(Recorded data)
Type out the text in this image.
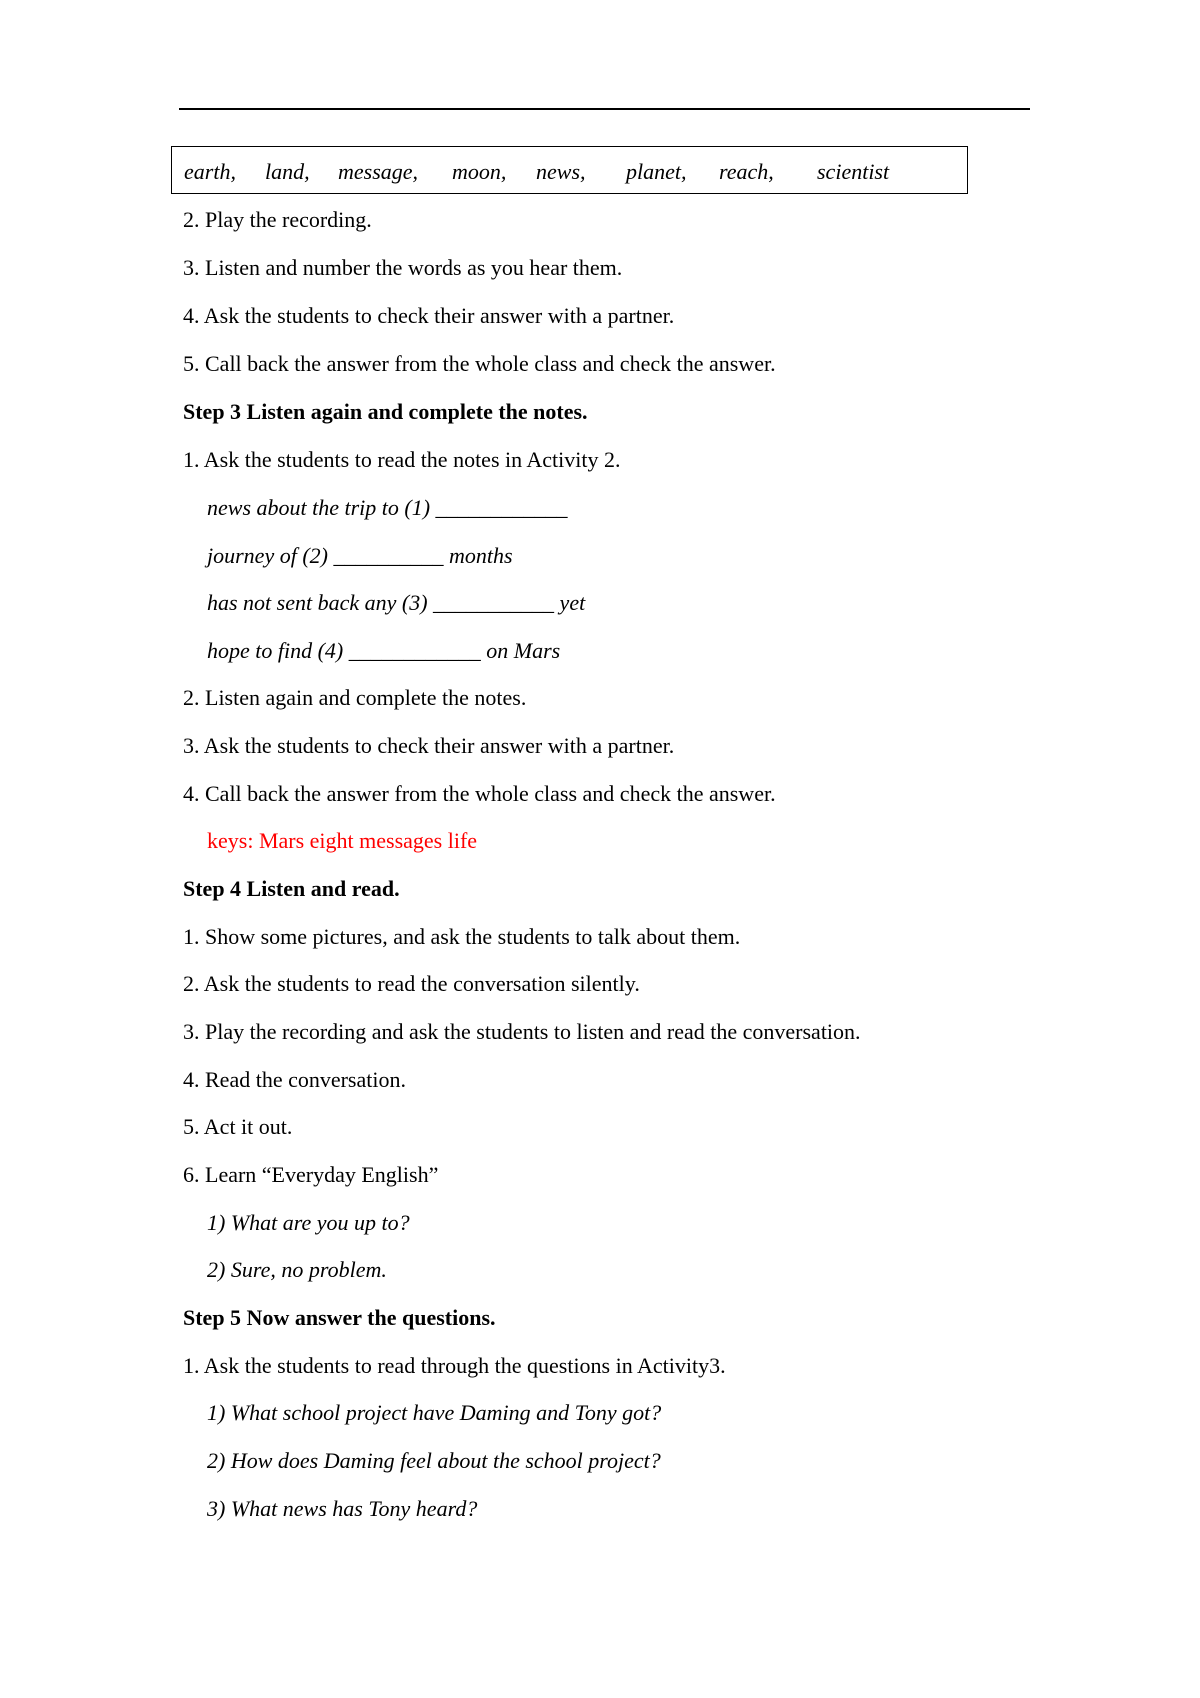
earth, land, message, moon, news, planet, reach, scientist
2. Play the recording.
3. Listen and number the words as you hear them.
4. Ask the students to check their answer with a partner.
5. Call back the answer from the whole class and check the answer.
Step 3 Listen again and complete the notes.
1. Ask the students to read the notes in Activity 2.
news about the trip to (1) ____________
journey of (2) __________ months
has not sent back any (3) ___________ yet
hope to find (4) ____________ on Mars
2. Listen again and complete the notes.
3. Ask the students to check their answer with a partner.
4. Call back the answer from the whole class and check the answer.
keys: Mars eight messages life
Step 4 Listen and read.
1. Show some pictures, and ask the students to talk about them.
2. Ask the students to read the conversation silently.
3. Play the recording and ask the students to listen and read the conversation.
4. Read the conversation.
5. Act it out.
6. Learn “Everyday English”
1) What are you up to?
2) Sure, no problem.
Step 5 Now answer the questions.
1. Ask the students to read through the questions in Activity3.
1) What school project have Daming and Tony got?
2) How does Daming feel about the school project?
3) What news has Tony heard?
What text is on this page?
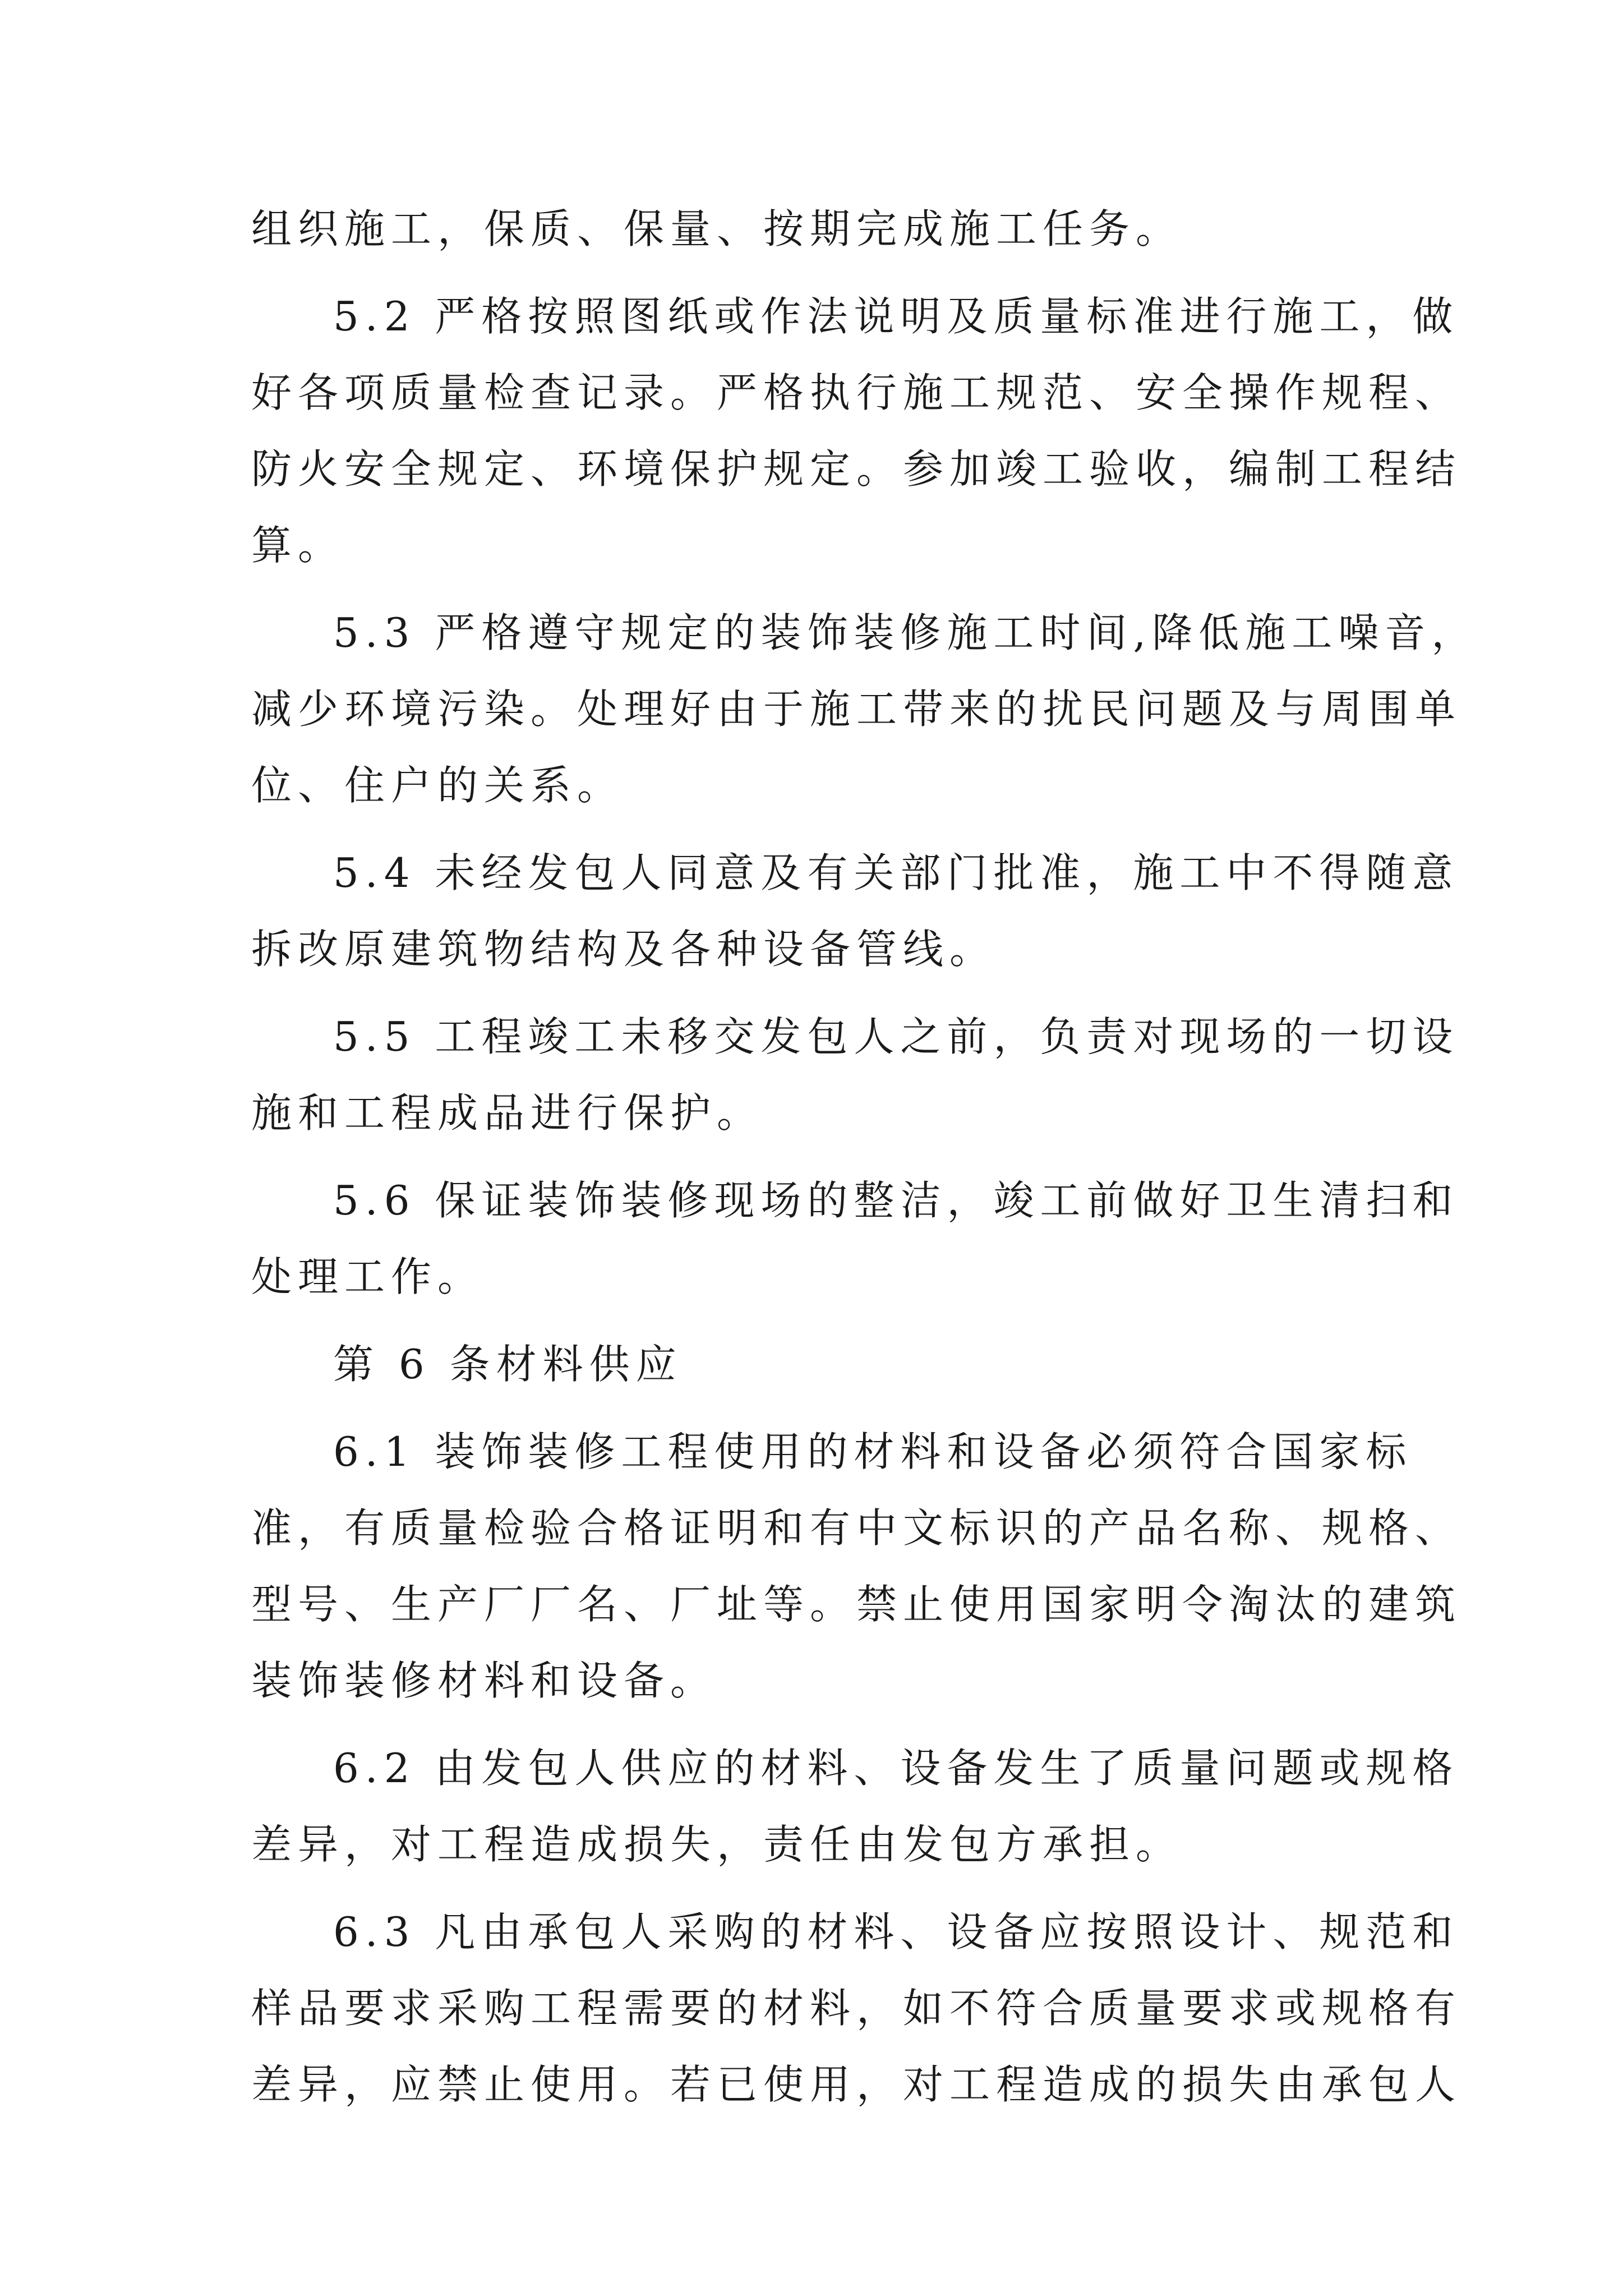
组织施工，保质、保量、按期完成施工任务。
5.2 严格按照图纸或作法说明及质量标准进行施工，做
好各项质量检查记录。严格执行施工规范、安全操作规程、
防火安全规定、环境保护规定。参加竣工验收，编制工程结
算。
5.3 严格遵守规定的装饰装修施工时间,降低施工噪音，
减少环境污染。处理好由于施工带来的扰民问题及与周围单
位、住户的关系。
5.4 未经发包人同意及有关部门批准，施工中不得随意
拆改原建筑物结构及各种设备管线。
5.5 工程竣工未移交发包人之前，负责对现场的一切设
施和工程成品进行保护。
5.6 保证装饰装修现场的整洁，竣工前做好卫生清扫和
处理工作。
第 6 条材料供应
6.1 装饰装修工程使用的材料和设备必须符合国家标
准，有质量检验合格证明和有中文标识的产品名称、规格、
型号、生产厂厂名、厂址等。禁止使用国家明令淘汰的建筑
装饰装修材料和设备。
6.2 由发包人供应的材料、设备发生了质量问题或规格
差异，对工程造成损失，责任由发包方承担。
6.3 凡由承包人采购的材料、设备应按照设计、规范和
样品要求采购工程需要的材料，如不符合质量要求或规格有
差异，应禁止使用。若已使用，对工程造成的损失由承包人
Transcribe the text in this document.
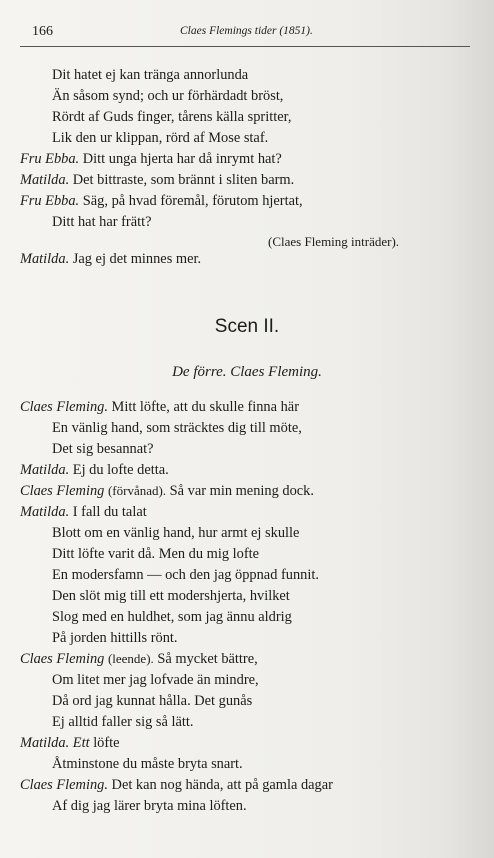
166	Claes Flemings tider (1851).
Dit hatet ej kan tränga annorlunda
Än såsom synd; och ur förhärdadt bröst,
Rördt af Guds finger, tårens källa spritter,
Lik den ur klippan, rörd af Mose staf.
Fru Ebba. Ditt unga hjerta har då inrymt hat?
Matilda. Det bittraste, som brännt i sliten barm.
Fru Ebba. Säg, på hvad föremål, förutom hjertat,
Ditt hat har frätt?
(Claes Fleming inträder).
Matilda. Jag ej det minnes mer.
Scen II.
De förre. Claes Fleming.
Claes Fleming. Mitt löfte, att du skulle finna här
En vänlig hand, som sträcktes dig till möte,
Det sig besannat?
Matilda. Ej du lofte detta.
Claes Fleming (förvånad). Så var min mening dock.
Matilda. I fall du talat
Blott om en vänlig hand, hur armt ej skulle
Ditt löfte varit då. Men du mig lofte
En modersfamn — och den jag öppnad funnit.
Den slöt mig till ett modershjerta, hvilket
Slog med en huldhet, som jag ännu aldrig
På jorden hittills rönt.
Claes Fleming (leende). Så mycket bättre,
Om litet mer jag lofvade än mindre,
Då ord jag kunnat hålla. Det gunås
Ej alltid faller sig så lätt.
Matilda. Ett löfte
Åtminstone du måste bryta snart.
Claes Fleming. Det kan nog hända, att på gamla dagar
Af dig jag lärer bryta mina löften.
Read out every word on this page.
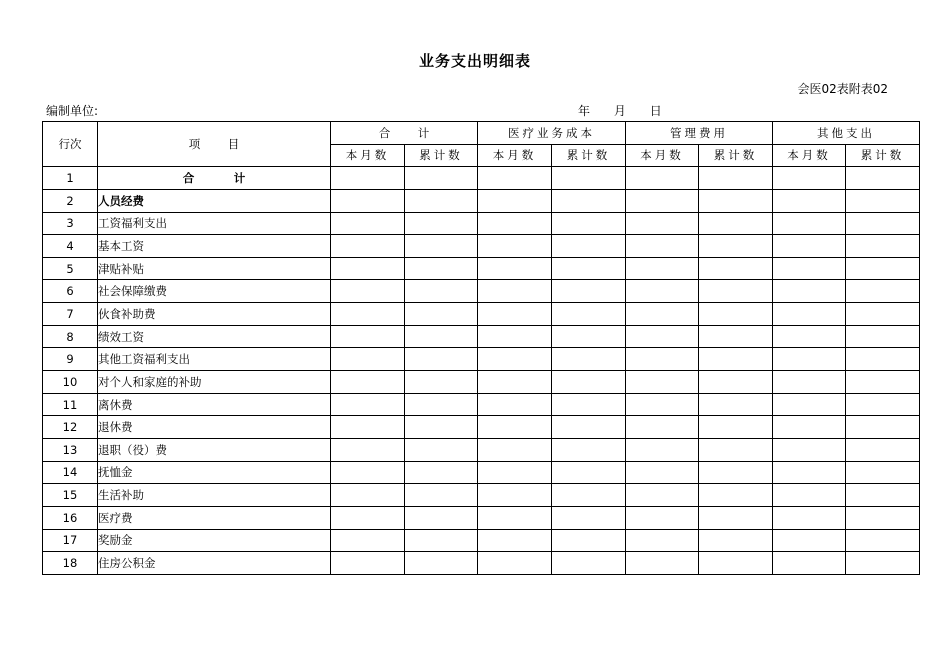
业务支出明细表
会医02表附表02
编制单位:	年 月 日
行次	项　目	合　计		医疗业务成本		管理费用		其他支出	
		本月数	累计数	本月数	累计数	本月数	累计数	本月数	累计数
1	合　计								
2	人员经费								
3	工资福利支出								
4	基本工资								
5	津贴补贴								
6	社会保障缴费								
7	伙食补助费								
8	绩效工资								
9	其他工资福利支出								
10	对个人和家庭的补助								
11	离休费								
12	退休费								
13	退职（役）费								
14	抚恤金								
15	生活补助								
16	医疗费								
17	奖励金								
18	住房公积金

» **Exercise objective**
Go through the entries above and copy every line containing "partner".

» **Solved problem**
4. Ask the students to check their answer with a partner.
3. Ask the students to check their answer with a partner.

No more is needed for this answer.